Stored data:
________________________________________

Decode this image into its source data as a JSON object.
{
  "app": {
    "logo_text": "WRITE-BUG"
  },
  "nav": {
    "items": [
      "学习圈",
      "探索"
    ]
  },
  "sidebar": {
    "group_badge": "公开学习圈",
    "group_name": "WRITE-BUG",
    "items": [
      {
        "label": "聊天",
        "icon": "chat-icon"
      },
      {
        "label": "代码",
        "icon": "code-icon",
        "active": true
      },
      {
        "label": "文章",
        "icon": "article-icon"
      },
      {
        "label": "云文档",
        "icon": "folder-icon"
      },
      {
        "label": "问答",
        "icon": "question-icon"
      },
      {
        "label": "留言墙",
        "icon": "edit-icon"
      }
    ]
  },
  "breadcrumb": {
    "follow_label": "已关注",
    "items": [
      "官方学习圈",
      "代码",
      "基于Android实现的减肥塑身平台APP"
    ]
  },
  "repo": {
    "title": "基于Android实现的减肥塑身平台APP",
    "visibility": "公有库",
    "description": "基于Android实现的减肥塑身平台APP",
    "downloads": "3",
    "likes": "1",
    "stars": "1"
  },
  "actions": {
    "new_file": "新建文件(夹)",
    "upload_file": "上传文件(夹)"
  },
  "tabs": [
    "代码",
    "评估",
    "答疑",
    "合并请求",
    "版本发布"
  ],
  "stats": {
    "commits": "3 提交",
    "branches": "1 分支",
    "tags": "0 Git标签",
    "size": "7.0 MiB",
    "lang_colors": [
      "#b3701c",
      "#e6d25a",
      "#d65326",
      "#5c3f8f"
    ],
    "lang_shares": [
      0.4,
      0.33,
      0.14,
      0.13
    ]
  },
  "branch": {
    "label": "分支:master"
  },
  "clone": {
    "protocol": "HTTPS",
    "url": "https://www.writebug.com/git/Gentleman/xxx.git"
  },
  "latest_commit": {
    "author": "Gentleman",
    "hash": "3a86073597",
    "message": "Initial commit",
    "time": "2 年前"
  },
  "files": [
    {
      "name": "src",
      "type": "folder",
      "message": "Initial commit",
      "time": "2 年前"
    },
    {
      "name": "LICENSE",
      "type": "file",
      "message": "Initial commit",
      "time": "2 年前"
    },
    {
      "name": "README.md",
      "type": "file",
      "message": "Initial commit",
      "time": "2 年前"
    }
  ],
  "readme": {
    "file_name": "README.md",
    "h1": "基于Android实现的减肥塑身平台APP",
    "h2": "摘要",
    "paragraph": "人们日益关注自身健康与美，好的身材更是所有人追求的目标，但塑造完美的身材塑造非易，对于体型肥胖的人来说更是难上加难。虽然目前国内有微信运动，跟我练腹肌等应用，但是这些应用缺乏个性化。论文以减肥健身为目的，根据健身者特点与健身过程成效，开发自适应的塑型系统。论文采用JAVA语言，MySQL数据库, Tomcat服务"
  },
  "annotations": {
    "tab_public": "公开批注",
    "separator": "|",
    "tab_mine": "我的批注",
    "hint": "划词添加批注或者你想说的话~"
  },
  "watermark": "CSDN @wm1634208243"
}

________________________________________

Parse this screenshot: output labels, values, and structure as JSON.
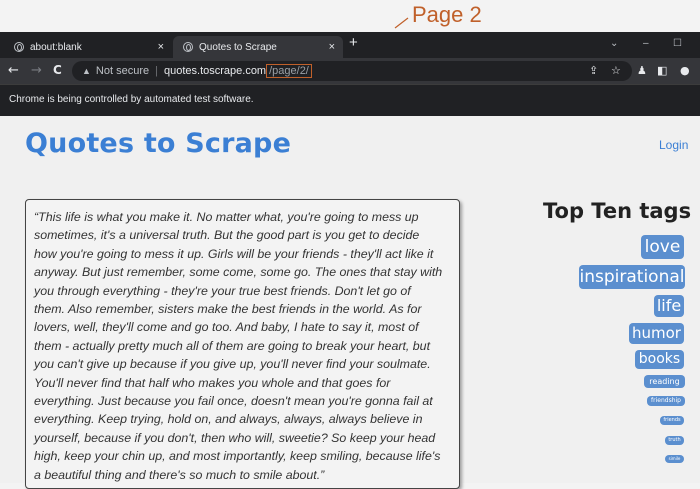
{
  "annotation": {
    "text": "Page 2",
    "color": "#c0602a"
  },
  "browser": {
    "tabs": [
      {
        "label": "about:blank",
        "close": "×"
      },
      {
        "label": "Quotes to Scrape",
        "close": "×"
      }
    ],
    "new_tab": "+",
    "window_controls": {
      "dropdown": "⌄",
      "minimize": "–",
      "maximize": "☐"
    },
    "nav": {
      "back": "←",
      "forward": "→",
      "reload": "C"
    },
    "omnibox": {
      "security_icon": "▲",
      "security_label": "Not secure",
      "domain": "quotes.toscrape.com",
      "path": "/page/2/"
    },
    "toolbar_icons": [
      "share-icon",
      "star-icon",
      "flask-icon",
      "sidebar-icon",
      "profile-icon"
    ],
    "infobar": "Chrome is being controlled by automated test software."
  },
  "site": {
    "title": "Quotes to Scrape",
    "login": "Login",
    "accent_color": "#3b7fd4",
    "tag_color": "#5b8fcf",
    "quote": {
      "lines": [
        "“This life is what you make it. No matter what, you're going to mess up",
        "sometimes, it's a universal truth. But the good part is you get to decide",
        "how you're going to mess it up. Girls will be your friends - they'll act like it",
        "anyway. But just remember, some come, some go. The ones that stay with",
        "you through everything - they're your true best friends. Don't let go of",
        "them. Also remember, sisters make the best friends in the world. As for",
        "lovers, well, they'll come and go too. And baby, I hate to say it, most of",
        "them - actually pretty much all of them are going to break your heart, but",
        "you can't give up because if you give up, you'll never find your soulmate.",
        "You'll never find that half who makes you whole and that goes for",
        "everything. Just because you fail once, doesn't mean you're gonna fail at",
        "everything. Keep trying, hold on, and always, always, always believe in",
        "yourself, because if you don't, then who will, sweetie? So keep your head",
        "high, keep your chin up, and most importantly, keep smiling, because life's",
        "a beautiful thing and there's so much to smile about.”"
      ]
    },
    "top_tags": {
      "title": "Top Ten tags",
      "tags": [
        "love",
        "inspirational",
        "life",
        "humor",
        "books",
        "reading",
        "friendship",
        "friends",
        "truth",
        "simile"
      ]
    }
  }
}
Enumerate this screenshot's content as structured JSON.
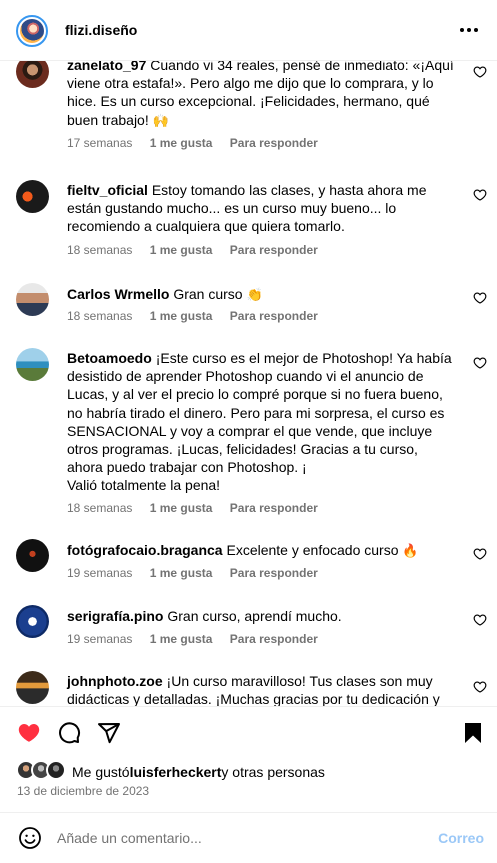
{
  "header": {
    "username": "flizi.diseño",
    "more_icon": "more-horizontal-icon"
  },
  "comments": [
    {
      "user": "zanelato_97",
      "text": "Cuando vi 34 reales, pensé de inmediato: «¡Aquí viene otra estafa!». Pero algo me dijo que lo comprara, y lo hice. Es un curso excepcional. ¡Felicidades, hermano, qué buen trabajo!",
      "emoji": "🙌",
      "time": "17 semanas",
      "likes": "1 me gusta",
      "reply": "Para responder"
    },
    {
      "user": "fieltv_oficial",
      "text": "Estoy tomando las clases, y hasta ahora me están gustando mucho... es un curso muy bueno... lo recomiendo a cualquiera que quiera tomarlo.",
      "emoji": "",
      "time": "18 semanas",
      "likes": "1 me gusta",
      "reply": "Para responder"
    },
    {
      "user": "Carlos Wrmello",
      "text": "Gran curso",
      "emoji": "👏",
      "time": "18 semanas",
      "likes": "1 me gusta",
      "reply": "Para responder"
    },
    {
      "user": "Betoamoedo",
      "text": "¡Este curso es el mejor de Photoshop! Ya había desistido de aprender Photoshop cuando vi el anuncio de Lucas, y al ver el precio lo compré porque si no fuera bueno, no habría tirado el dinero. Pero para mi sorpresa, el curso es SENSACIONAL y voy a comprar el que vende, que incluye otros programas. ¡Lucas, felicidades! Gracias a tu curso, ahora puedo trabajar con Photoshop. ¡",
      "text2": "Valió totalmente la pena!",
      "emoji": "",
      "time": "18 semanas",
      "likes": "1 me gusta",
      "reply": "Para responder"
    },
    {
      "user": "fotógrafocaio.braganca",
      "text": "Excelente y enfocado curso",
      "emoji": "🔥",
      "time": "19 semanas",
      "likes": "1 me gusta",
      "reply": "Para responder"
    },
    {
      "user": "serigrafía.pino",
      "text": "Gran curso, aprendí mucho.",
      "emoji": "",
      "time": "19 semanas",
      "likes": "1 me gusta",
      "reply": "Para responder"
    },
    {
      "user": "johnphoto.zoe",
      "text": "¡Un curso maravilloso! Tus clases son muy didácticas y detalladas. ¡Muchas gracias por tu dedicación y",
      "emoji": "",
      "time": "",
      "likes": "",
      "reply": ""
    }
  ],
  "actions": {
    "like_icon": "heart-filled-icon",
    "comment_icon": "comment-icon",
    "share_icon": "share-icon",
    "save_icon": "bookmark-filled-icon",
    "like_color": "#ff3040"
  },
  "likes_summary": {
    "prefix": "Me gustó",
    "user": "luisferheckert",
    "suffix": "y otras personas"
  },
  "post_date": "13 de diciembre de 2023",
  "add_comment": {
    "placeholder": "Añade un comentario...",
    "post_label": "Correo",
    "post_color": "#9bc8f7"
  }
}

________________________________________

## EXERCISE DIRECTIONS
In the listing above, find each line with the word "them" and copy it.

## CORRECT RESULT
        "them. Also remember, sisters make the best friends in the world. As for",
        "them - actually pretty much all of them are going to break your heart, but",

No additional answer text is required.